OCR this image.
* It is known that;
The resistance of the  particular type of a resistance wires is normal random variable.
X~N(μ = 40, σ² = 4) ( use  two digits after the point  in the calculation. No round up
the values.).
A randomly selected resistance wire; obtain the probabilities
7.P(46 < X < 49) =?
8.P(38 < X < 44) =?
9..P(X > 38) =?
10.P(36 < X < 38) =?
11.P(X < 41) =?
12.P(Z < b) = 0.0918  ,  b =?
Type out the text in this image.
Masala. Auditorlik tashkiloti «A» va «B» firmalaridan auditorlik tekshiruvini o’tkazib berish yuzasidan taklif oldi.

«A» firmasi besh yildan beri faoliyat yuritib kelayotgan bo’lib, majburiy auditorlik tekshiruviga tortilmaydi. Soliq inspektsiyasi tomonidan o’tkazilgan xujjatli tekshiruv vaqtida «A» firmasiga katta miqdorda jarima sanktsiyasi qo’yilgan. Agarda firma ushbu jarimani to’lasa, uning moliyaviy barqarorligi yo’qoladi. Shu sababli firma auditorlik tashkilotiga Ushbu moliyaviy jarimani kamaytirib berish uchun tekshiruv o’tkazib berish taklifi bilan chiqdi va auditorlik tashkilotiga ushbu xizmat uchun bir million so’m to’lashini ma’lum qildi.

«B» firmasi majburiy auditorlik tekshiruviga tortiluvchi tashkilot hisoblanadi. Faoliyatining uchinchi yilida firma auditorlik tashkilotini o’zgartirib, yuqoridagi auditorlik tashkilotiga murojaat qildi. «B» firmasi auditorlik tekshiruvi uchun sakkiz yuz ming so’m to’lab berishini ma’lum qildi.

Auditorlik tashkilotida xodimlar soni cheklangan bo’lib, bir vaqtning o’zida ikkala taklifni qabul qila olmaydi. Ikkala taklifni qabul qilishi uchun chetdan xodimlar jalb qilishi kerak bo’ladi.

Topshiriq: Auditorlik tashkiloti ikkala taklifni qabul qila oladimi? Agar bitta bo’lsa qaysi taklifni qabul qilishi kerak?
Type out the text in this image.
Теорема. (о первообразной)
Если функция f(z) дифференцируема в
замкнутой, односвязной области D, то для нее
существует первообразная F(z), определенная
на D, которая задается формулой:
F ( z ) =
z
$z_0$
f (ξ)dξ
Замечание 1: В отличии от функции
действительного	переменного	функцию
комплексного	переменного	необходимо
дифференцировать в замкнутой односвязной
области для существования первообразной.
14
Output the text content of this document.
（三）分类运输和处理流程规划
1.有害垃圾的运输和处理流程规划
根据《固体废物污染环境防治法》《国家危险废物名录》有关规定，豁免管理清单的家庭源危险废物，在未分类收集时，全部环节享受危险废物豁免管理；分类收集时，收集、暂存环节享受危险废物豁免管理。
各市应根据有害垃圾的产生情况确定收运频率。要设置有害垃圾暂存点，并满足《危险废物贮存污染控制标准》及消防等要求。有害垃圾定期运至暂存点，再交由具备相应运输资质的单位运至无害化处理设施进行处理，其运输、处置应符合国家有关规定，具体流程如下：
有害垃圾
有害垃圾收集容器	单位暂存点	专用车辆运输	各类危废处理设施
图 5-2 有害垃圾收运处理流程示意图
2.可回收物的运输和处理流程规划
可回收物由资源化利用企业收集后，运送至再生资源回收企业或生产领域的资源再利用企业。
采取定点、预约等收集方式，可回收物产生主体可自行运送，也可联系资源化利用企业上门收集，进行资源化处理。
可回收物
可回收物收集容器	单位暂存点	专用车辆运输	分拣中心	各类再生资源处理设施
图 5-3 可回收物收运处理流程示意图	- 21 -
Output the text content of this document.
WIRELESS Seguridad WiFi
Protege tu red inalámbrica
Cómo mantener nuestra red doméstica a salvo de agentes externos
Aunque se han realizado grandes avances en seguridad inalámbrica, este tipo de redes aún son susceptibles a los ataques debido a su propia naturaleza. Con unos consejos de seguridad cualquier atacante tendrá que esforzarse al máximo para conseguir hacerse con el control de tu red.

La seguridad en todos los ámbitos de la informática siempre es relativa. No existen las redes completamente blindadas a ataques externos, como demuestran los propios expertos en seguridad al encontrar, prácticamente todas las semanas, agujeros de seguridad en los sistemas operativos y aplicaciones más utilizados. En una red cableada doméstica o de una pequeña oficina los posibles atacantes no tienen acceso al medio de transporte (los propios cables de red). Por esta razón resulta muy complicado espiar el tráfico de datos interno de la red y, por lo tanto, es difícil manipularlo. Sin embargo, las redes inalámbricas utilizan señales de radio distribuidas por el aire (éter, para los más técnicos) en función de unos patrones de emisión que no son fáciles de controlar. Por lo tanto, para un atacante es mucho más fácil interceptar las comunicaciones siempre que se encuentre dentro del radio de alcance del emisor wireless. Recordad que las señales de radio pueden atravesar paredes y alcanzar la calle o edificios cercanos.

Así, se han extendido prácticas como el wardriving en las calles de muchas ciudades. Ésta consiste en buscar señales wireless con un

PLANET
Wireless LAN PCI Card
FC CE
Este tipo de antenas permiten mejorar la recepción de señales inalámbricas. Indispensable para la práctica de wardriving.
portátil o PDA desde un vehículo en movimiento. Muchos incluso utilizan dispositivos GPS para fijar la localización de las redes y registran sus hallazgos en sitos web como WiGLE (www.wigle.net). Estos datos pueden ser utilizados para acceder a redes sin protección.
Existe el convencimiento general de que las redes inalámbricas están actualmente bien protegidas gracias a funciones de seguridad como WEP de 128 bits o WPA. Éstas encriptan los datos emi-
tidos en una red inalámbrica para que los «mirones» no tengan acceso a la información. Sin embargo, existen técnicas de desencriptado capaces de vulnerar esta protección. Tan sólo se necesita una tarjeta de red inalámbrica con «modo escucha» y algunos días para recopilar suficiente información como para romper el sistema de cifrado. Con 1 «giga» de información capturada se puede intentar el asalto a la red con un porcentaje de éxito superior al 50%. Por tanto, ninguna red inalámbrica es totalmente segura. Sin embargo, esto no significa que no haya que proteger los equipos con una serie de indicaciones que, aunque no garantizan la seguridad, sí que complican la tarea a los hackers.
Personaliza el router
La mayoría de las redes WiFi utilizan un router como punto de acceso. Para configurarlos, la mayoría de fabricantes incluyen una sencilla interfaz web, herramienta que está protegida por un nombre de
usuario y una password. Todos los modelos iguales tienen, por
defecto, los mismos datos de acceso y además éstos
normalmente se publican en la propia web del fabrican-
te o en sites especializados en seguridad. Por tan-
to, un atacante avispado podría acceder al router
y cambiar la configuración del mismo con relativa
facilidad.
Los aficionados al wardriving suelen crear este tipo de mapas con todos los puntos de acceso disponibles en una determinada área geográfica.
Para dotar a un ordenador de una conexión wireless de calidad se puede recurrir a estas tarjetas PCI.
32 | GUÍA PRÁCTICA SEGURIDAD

====

- **WHAT THE TASK ASKS**
The word "专用车辆运输" appears in how many lines of the data? Answer with only the number.

- **EXERCISE SOLUTION**
2